- _What you should do_: Your answer should be every line of the entries that has the string "normal" in it.
——————
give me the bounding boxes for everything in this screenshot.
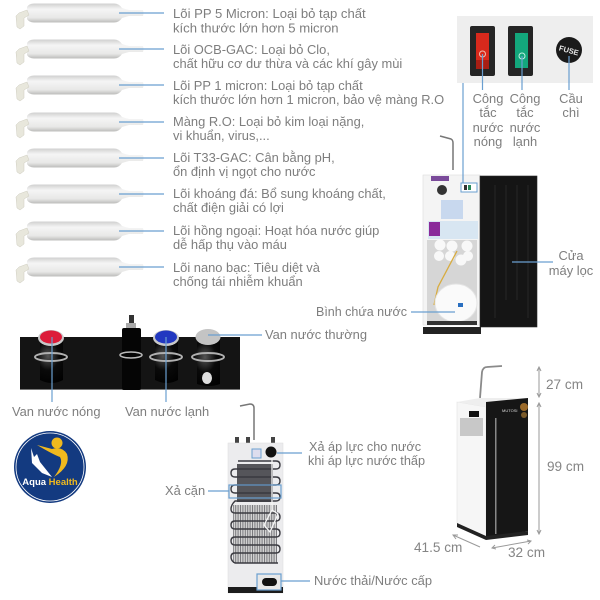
callout line: door [512, 261, 553, 263]
label: cold water switch: lạnh [513, 134, 537, 149]
filter cartridge 4 [16, 112, 164, 138]
machine with dimensions [457, 366, 528, 540]
filter label 4: vi khuẩn, virus,... [173, 128, 270, 143]
label: fuse: Cầu [559, 91, 583, 106]
filter label 6: chất điện giải có lợi [173, 200, 284, 215]
machine back view [228, 404, 283, 593]
callout line: tank [411, 311, 455, 313]
filter label 1: Lõi PP 5 Micron: Loại bỏ tạp chất [173, 6, 366, 21]
filter label 8: Lõi nano bạc: Tiêu diệt và [173, 260, 320, 275]
icon: central tap [120, 315, 142, 390]
filter label 3: kích thước lớn hơn 1 micron, bảo vệ màng R.O [173, 92, 444, 107]
dimension: 32 cm: 32 cm [508, 545, 545, 560]
filter label 8: chống tái nhiễm khuẩn [173, 274, 303, 289]
filter cartridge 6 [16, 184, 164, 210]
filter label 4: Màng R.O: Loại bỏ kim loại nặng, [173, 114, 364, 129]
label: normal valve: Van nước thường [265, 327, 367, 342]
label: cold water switch: Công [510, 91, 540, 106]
panel: switches and fuse [457, 16, 593, 83]
icon: hot valve [34, 330, 69, 383]
filter cartridge 3 [16, 76, 164, 101]
label: hot valve: Van nước nóng [12, 404, 101, 419]
logo: Aqua Health [14, 431, 86, 503]
filter label 5: Lõi T33-GAC: Cân bằng pH, [173, 150, 335, 165]
filter label 2: Lõi OCB-GAC: Loại bỏ Clo, [173, 42, 330, 57]
dimension: 99 cm: 99 cm [547, 459, 584, 474]
callout line: wastewater [281, 580, 310, 582]
machine with dimensions: MUTOSI [502, 408, 517, 413]
dimension arrows [453, 367, 541, 549]
label: door: Cửa [558, 248, 584, 263]
callout lines: valves [52, 335, 262, 402]
icon: fuse: FUSE [558, 44, 580, 57]
label: cold water switch: tắc [516, 105, 534, 120]
filter cartridge 5 [16, 148, 164, 174]
label: fuse: chì [562, 105, 580, 120]
label: cold valve: Van nước lạnh [125, 404, 209, 419]
label: door: máy lọc [549, 263, 594, 278]
label: sediment drain: Xả cặn [165, 483, 205, 498]
icon: cold valve [149, 330, 184, 383]
filter cartridge 2 [16, 40, 164, 65]
door of the machine [480, 176, 537, 327]
label: hot water switch: nóng [474, 134, 502, 149]
label: hot water switch: nước [473, 120, 504, 135]
icon: white hand [31, 448, 52, 477]
callout line: pressure release [277, 452, 302, 454]
filter label 1: kích thước lớn hơn 5 micron [173, 20, 339, 36]
icon: red switch [470, 26, 495, 76]
icon: yellow figure heart [37, 438, 68, 477]
icon: condenser coil [231, 461, 280, 563]
logo text: Aqua Health [22, 477, 78, 488]
icon: normal valve [191, 329, 226, 386]
dimension: 41.5 cm: 41.5 cm [414, 540, 462, 555]
label: hot water switch: Công [473, 91, 503, 106]
machine open front view [423, 136, 481, 334]
filter label 3: Lõi PP 1 micron: Loại bỏ tạp chất [173, 78, 363, 93]
callout lines for switches [482, 54, 569, 90]
filter label 7: dễ hấp thụ vào máu [173, 237, 287, 252]
label: wastewater: Nước thải/Nước cấp [314, 573, 432, 588]
label: pressure release: Xả áp lực cho nước [309, 440, 421, 454]
label: hot water switch: tắc [479, 105, 497, 120]
icon: green switch [508, 26, 533, 76]
label: water tank: Bình chứa nước [316, 305, 407, 319]
filter cartridge 1 [16, 4, 164, 29]
dimension: 27 cm: 27 cm [546, 377, 583, 392]
filter cartridge 7 [16, 222, 164, 247]
filter label 7: Lõi hồng ngoại: Hoạt hóa nước giúp [173, 223, 379, 238]
panel: valve strip [20, 315, 240, 390]
filter label 2: chất hữu cơ dư thừa và các khí gây mùi [173, 56, 402, 71]
callout line: panel to machine [462, 83, 464, 183]
filter cartridge 8 [16, 258, 164, 283]
label: cold water switch: nước [510, 120, 541, 135]
filter label 6: Lõi khoáng đá: Bổ sung khoáng chất, [173, 186, 386, 201]
label: pressure release: khi áp lực nước thấp [308, 454, 425, 468]
filter label 5: ổn định vị ngọt cho nước [173, 164, 316, 179]
callout line: sediment [208, 490, 229, 492]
——————
- _Exercise response_:
label: normal valve: Van nước thường [265, 327, 367, 342]
icon: normal valve [191, 329, 226, 386]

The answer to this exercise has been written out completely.